== The request ==
Wherever the string "image" occurs in a line of these records, report that line.

* Start *

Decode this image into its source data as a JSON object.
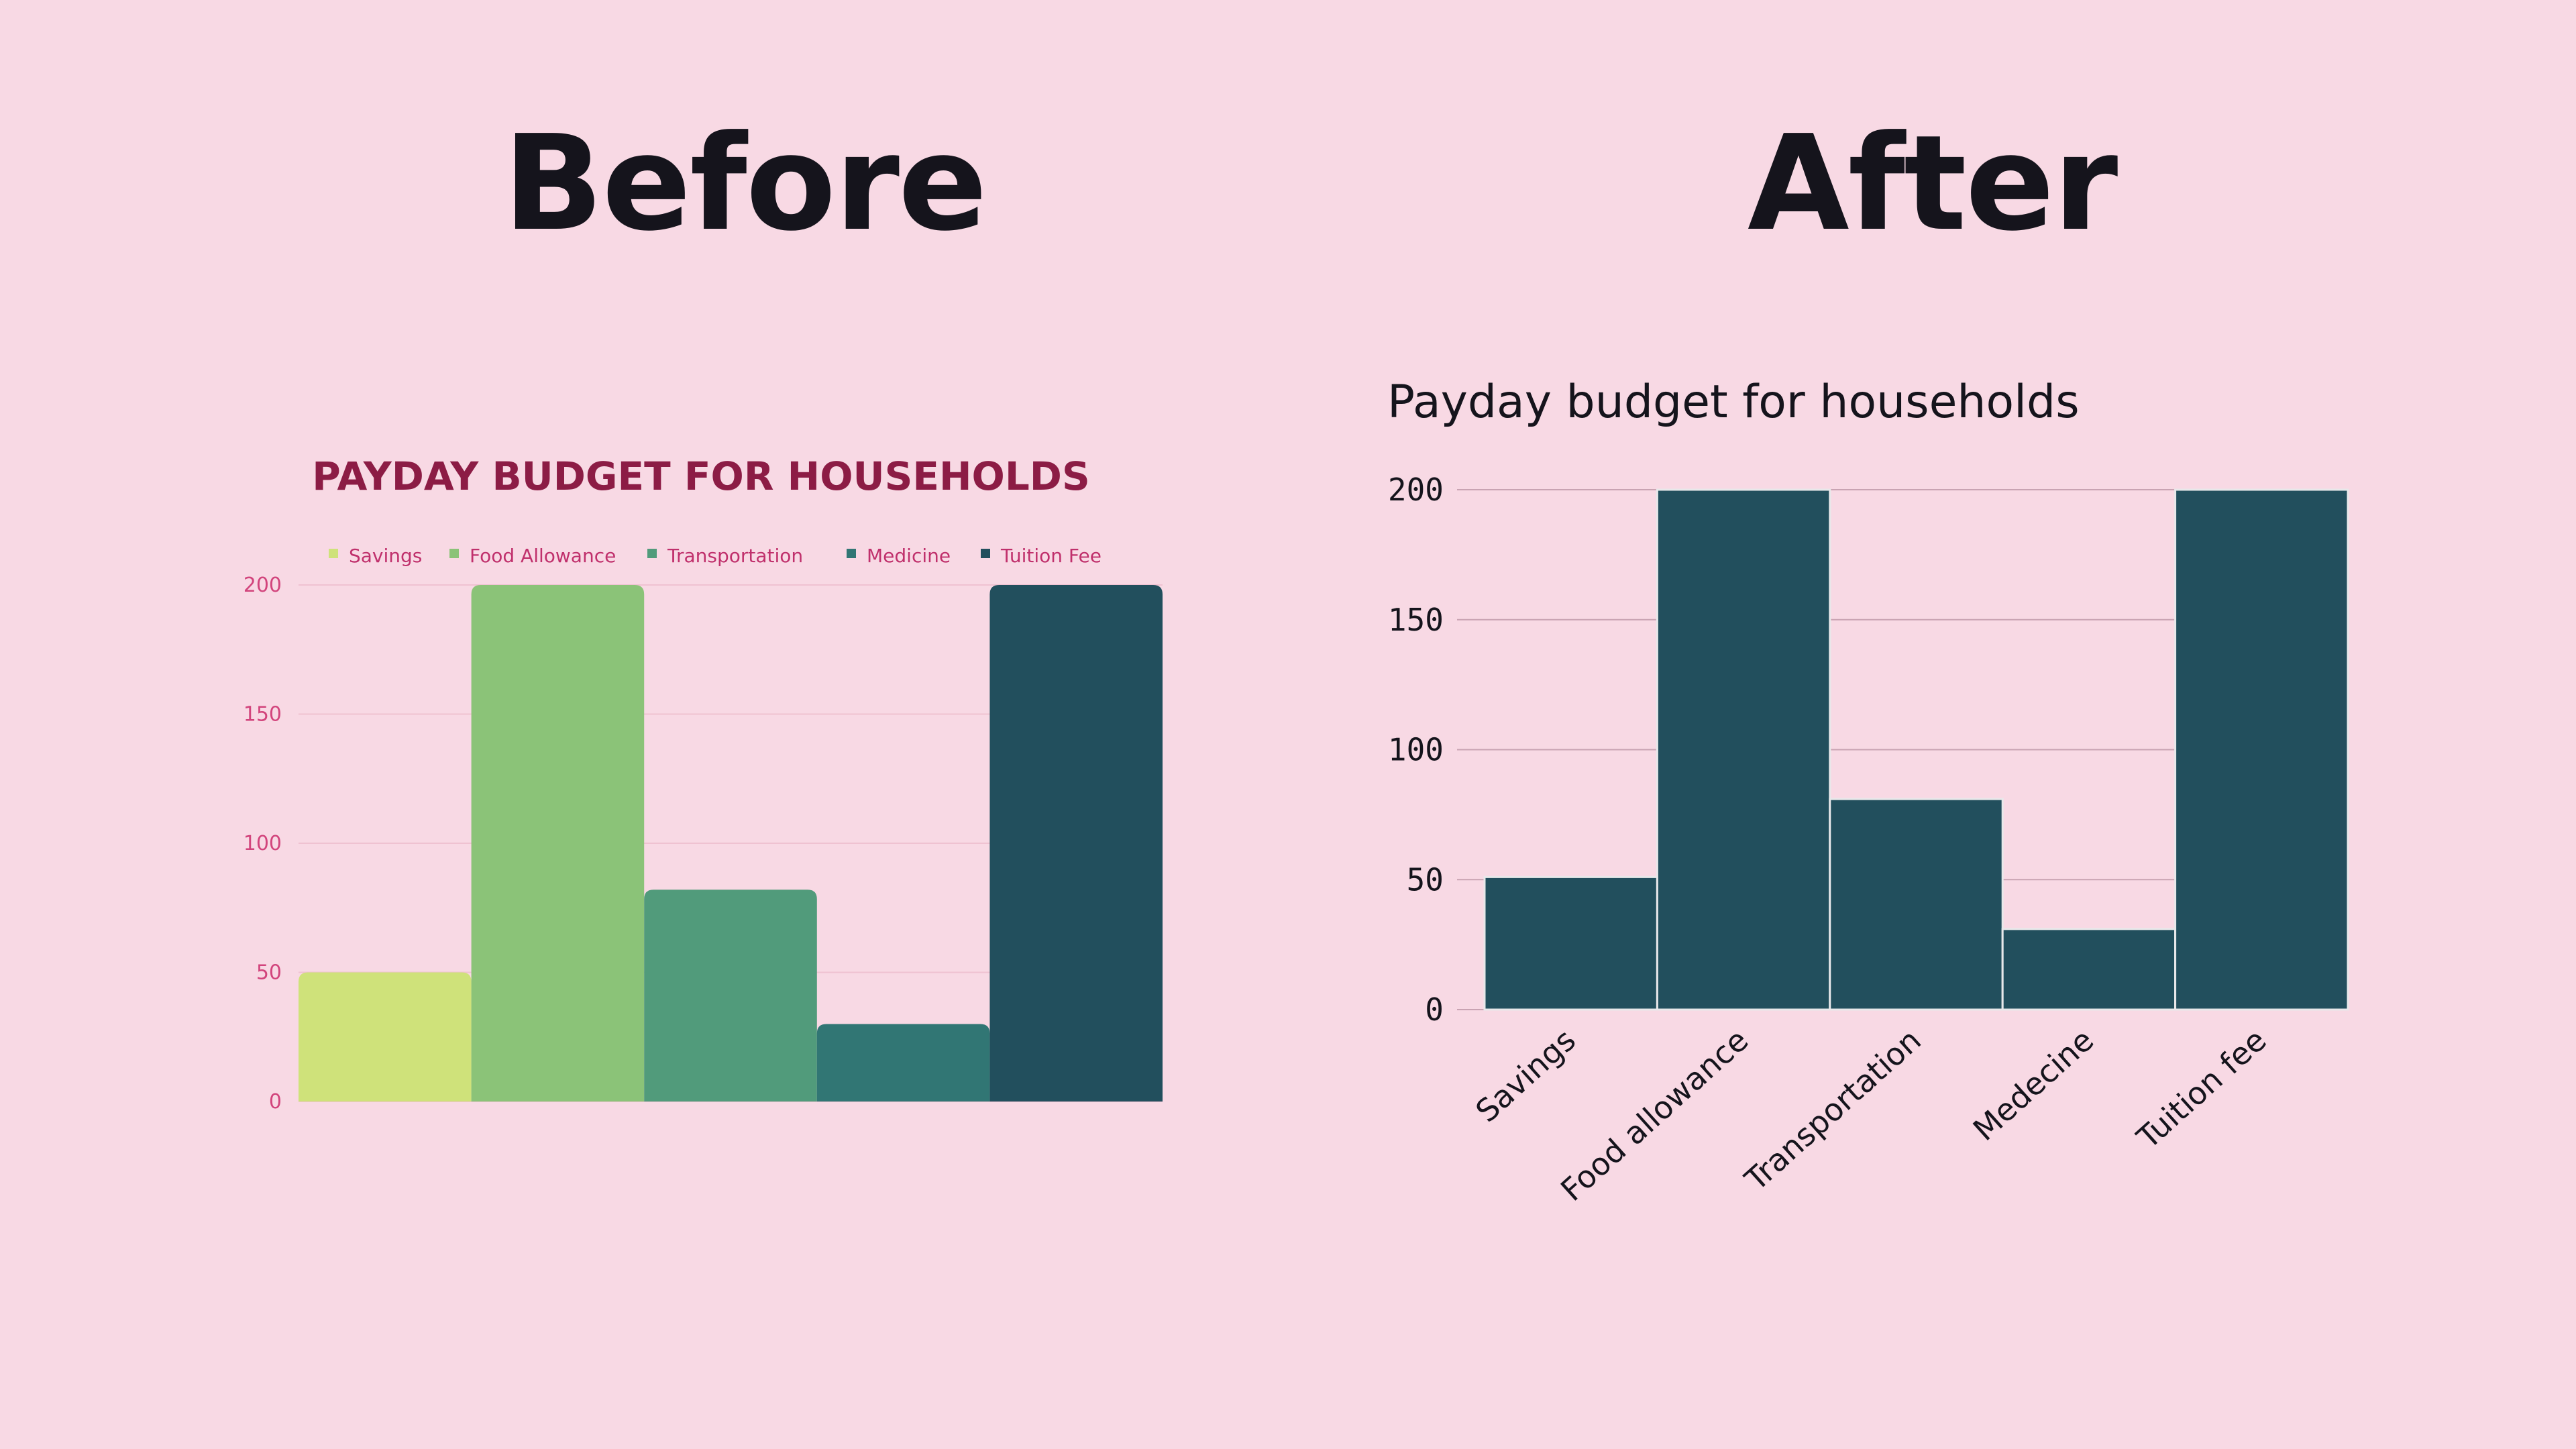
{
  "headings": {
    "before": "Before",
    "after": "After"
  },
  "colors": {
    "background": "#f8d9e4",
    "heading_text": "#15141c",
    "before_title": "#8c1c45",
    "before_axis_text": "#d2447c",
    "before_grid": "#efc2d1",
    "after_bar": "#224f5d",
    "after_grid": "#c9a3b2"
  },
  "chart_data": [
    {
      "type": "bar",
      "title": "PAYDAY BUDGET FOR HOUSEHOLDS",
      "legend_position": "top",
      "legend": [
        "Savings",
        "Food Allowance",
        "Transportation",
        "Medicine",
        "Tuition Fee"
      ],
      "series": [
        {
          "name": "Savings",
          "values": [
            50
          ],
          "color": "#cfe27a"
        },
        {
          "name": "Food Allowance",
          "values": [
            200
          ],
          "color": "#8bc378"
        },
        {
          "name": "Transportation",
          "values": [
            82
          ],
          "color": "#519b7b"
        },
        {
          "name": "Medicine",
          "values": [
            30
          ],
          "color": "#317674"
        },
        {
          "name": "Tuition Fee",
          "values": [
            200
          ],
          "color": "#224f5d"
        }
      ],
      "yticks": [
        "0",
        "50",
        "100",
        "150",
        "200"
      ],
      "ylim": [
        0,
        200
      ],
      "grid": true
    },
    {
      "type": "bar",
      "title": "Payday budget for households",
      "categories": [
        "Savings",
        "Food allowance",
        "Transportation",
        "Medecine",
        "Tuition fee"
      ],
      "values": [
        51,
        200,
        81,
        31,
        200
      ],
      "yticks": [
        "0",
        "50",
        "100",
        "150",
        "200"
      ],
      "ylim": [
        0,
        200
      ],
      "grid": true
    }
  ]
}
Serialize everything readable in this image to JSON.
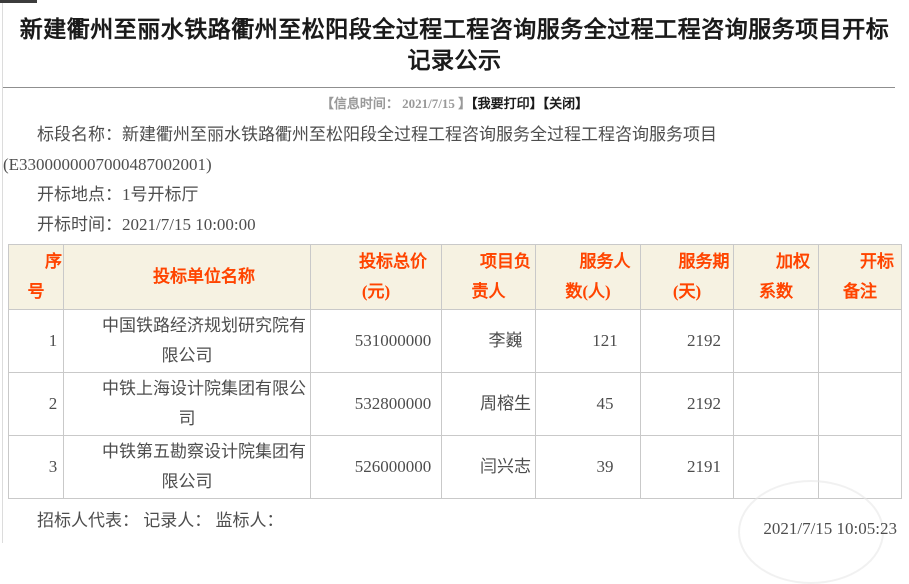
{
  "header": {
    "title": "新建衢州至丽水铁路衢州至松阳段全过程工程咨询服务全过程工程咨询服务项目开标记录公示",
    "info_time": "【信息时间： 2021/7/15 】",
    "print_label": "【我要打印】",
    "close_label": "【关闭】"
  },
  "details": {
    "section_name": "标段名称：新建衢州至丽水铁路衢州至松阳段全过程工程咨询服务全过程工程咨询服务项目(E3300000007000487002001)",
    "location": "开标地点：1号开标厅",
    "time": "开标时间：2021/7/15 10:00:00"
  },
  "table": {
    "headers": [
      "序号",
      "投标单位名称",
      "投标总价(元)",
      "项目负责人",
      "服务人数(人)",
      "服务期(天)",
      "加权系数",
      "开标备注"
    ],
    "rows": [
      [
        "1",
        "中国铁路经济规划研究院有限公司",
        "531000000",
        "李巍",
        "121",
        "2192",
        "",
        ""
      ],
      [
        "2",
        "中铁上海设计院集团有限公司",
        "532800000",
        "周榕生",
        "45",
        "2192",
        "",
        ""
      ],
      [
        "3",
        "中铁第五勘察设计院集团有限公司",
        "526000000",
        "闫兴志",
        "39",
        "2191",
        "",
        ""
      ]
    ]
  },
  "footer": {
    "signers": "招标人代表： 记录人： 监标人：",
    "timestamp": "2021/7/15 10:05:23"
  },
  "colors": {
    "header_text": "#ff4400",
    "header_background": "#f6f2e2",
    "table_border": "#c9c9c9",
    "body_text": "#4d4d4d",
    "title_text": "#1a1a1a",
    "info_time_text": "#999999"
  }
}
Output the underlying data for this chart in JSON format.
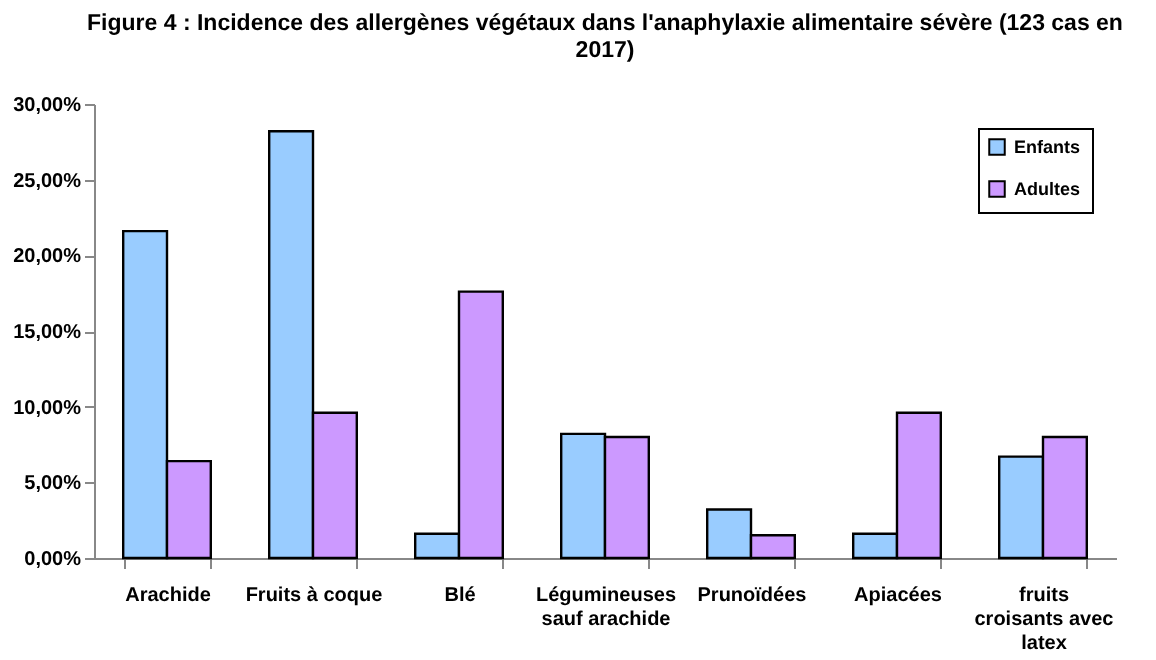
{
  "chart_data": {
    "type": "bar",
    "title": "Figure 4 : Incidence des allergènes végétaux dans l'anaphylaxie alimentaire sévère (123 cas en 2017)",
    "categories": [
      "Arachide",
      "Fruits à coque",
      "Blé",
      "Légumineuses sauf arachide",
      "Prunoïdées",
      "Apiacées",
      "fruits croisants avec latex"
    ],
    "series": [
      {
        "name": "Enfants",
        "color": "#99ccff",
        "values": [
          21.6,
          28.2,
          1.6,
          8.2,
          3.2,
          1.6,
          6.7
        ]
      },
      {
        "name": "Adultes",
        "color": "#cc99ff",
        "values": [
          6.4,
          9.6,
          17.6,
          8.0,
          1.5,
          9.6,
          8.0
        ]
      }
    ],
    "ylim": [
      0,
      30
    ],
    "yticks": [
      {
        "value": 0,
        "label": "0,00%"
      },
      {
        "value": 5,
        "label": "5,00%"
      },
      {
        "value": 10,
        "label": "10,00%"
      },
      {
        "value": 15,
        "label": "15,00%"
      },
      {
        "value": 20,
        "label": "20,00%"
      },
      {
        "value": 25,
        "label": "25,00%"
      },
      {
        "value": 30,
        "label": "30,00%"
      }
    ],
    "grid": false,
    "legend": "top right"
  }
}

* End *

== Written answer ==
Decode this image into its source data as a JSON object.
Serialize everything readable in this image to JSON.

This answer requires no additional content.